Data shown

_ _ _ _

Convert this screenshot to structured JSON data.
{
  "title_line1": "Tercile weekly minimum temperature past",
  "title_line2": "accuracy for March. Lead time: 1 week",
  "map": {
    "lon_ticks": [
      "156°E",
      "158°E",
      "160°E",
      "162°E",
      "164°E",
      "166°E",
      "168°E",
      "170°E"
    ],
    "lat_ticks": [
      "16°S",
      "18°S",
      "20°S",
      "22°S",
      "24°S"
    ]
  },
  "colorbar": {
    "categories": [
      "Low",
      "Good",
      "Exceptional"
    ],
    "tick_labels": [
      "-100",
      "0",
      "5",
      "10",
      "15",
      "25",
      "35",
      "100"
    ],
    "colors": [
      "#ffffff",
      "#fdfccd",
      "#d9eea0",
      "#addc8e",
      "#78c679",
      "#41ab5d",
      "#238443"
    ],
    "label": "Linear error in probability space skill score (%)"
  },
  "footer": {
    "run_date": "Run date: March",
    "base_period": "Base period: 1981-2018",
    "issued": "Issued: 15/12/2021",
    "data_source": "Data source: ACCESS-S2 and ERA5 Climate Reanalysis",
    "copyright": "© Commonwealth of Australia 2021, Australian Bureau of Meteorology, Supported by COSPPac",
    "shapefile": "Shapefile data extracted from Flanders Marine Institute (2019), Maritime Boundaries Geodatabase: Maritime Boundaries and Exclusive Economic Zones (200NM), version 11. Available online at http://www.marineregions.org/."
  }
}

_ _ _ _

The exercise
Copy all lines from the listing that contain "March".

Solved problem
  "title_line2": "accuracy for March. Lead time: 1 week",
    "run_date": "Run date: March",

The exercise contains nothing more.